**Exercise:** Write out, unchanged, every line of the records below from the one containing "highlights-panel: 4Q production" down through the one containing "legend-label: 2018 SAM", including both of those lines.

**Record set:**
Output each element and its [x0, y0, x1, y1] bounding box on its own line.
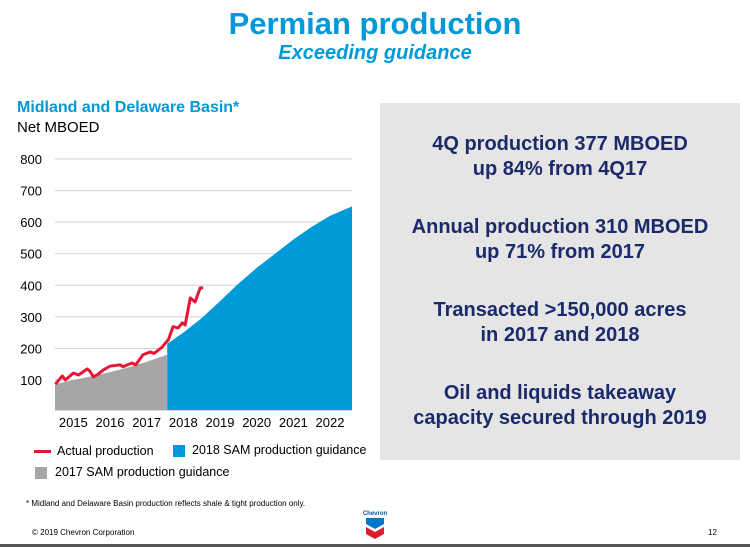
highlights-panel: 4Q production 377 MBOED up 84% from 4Q17 … — [380, 103, 740, 460]
legend-label: 2017 SAM production guidance — [55, 465, 230, 479]
bottom-rule — [0, 544, 750, 547]
x-tick-label: 2020 — [242, 415, 271, 430]
y-tick-label: 500 — [20, 247, 42, 262]
legend-2018: 2018 SAM production guidance — [173, 443, 366, 457]
y-tick-label: 200 — [20, 341, 42, 356]
legend-2017: 2017 SAM production guidance — [35, 465, 229, 479]
x-tick-label: 2016 — [96, 415, 125, 430]
line-actual-production — [54, 286, 204, 386]
legend-actual: Actual production — [34, 444, 154, 458]
highlight-production: 4Q production 377 MBOED up 84% from 4Q17 — [380, 132, 740, 182]
footnote: * Midland and Delaware Basin production … — [26, 499, 306, 508]
y-tick-label: 400 — [20, 278, 42, 293]
x-tick-label: 2019 — [206, 415, 235, 430]
chevron-logo: Chevron — [361, 508, 389, 545]
production-chart: 100 200 300 400 500 600 700 800 2015 2016 2017 2018… — [20, 152, 352, 430]
legend-label: Actual production — [57, 444, 154, 458]
x-tick-label: 2018 — [169, 415, 198, 430]
highlight-line: capacity secured through 2019 — [413, 407, 707, 430]
x-tick-label: 2015 — [59, 415, 88, 430]
slide-title: Permian production — [228, 6, 522, 41]
y-tick-label: 300 — [20, 310, 42, 325]
x-tick-label: 2022 — [316, 415, 345, 430]
highlight-line: up 71% from 2017 — [474, 240, 646, 263]
slide-subtitle: Exceeding guidance — [278, 42, 472, 64]
x-tick-label: 2017 — [132, 415, 161, 430]
highlight-line: Annual production 310 MBOED — [411, 215, 709, 238]
legend-label: 2018 SAM production guidance — [192, 443, 367, 457]
area-2017-guidance — [55, 354, 168, 410]
highlight-line: Transacted >150,000 acres — [433, 299, 687, 322]
x-tick-label: 2021 — [279, 415, 308, 430]
highlight-takeaway: Oil and liquids takeaway capacity secured… — [380, 381, 740, 431]
highlight-line: in 2017 and 2018 — [480, 324, 640, 347]
y-tick-label: 700 — [20, 184, 42, 199]
copyright: © 2019 Chevron Corporation — [32, 528, 135, 537]
page-number: 12 — [708, 528, 717, 537]
highlight-line: Oil and liquids takeaway — [443, 382, 677, 405]
highlight-line: 4Q production 377 MBOED — [432, 132, 688, 155]
legend-line-swatch — [34, 450, 51, 454]
area-2018-guidance — [167, 206, 352, 410]
y-tick-label: 100 — [20, 373, 42, 388]
chart-y-label: Net MBOED — [17, 119, 100, 136]
chevron-logo-icon: Chevron — [363, 511, 388, 539]
highlight-acres: Transacted >150,000 acres in 2017 and 201… — [380, 298, 740, 348]
chart-title: Midland and Delaware Basin* — [17, 99, 240, 116]
legend-box-swatch — [35, 466, 47, 479]
y-tick-label: 800 — [20, 152, 42, 167]
y-tick-label: 600 — [20, 215, 42, 230]
highlight-line: up 84% from 4Q17 — [472, 157, 648, 180]
highlight-annual: Annual production 310 MBOED up 71% from 2… — [380, 215, 740, 265]
svg-text:Chevron: Chevron — [363, 511, 388, 517]
legend-box-swatch — [173, 444, 185, 457]
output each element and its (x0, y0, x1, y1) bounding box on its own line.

**Output of the exercise:**
highlights-panel: 4Q production 377 MBOED up 84% from 4Q17 … — [380, 103, 740, 460]
legend-label: 2017 SAM production guidance — [55, 465, 230, 479]
bottom-rule — [0, 544, 750, 547]
x-tick-label: 2020 — [242, 415, 271, 430]
y-tick-label: 500 — [20, 247, 42, 262]
legend-2018: 2018 SAM production guidance — [173, 443, 366, 457]
y-tick-label: 200 — [20, 341, 42, 356]
legend-2017: 2017 SAM production guidance — [35, 465, 229, 479]
x-tick-label: 2016 — [96, 415, 125, 430]
line-actual-production — [54, 286, 204, 386]
legend-actual: Actual production — [34, 444, 154, 458]
highlight-production: 4Q production 377 MBOED up 84% from 4Q17 — [380, 132, 740, 182]
footnote: * Midland and Delaware Basin production … — [26, 499, 306, 508]
y-tick-label: 400 — [20, 278, 42, 293]
x-tick-label: 2019 — [206, 415, 235, 430]
chevron-logo: Chevron — [361, 508, 389, 545]
production-chart: 100 200 300 400 500 600 700 800 2015 2016 2017 2018… — [20, 152, 352, 430]
legend-label: Actual production — [57, 444, 154, 458]
x-tick-label: 2018 — [169, 415, 198, 430]
highlight-line: capacity secured through 2019 — [413, 407, 707, 430]
x-tick-label: 2015 — [59, 415, 88, 430]
slide-title: Permian production — [228, 6, 522, 41]
y-tick-label: 300 — [20, 310, 42, 325]
x-tick-label: 2022 — [316, 415, 345, 430]
highlight-line: up 71% from 2017 — [474, 240, 646, 263]
slide-subtitle: Exceeding guidance — [278, 42, 472, 64]
x-tick-label: 2017 — [132, 415, 161, 430]
highlight-line: Annual production 310 MBOED — [411, 215, 709, 238]
legend-label: 2018 SAM production guidance — [192, 443, 367, 457]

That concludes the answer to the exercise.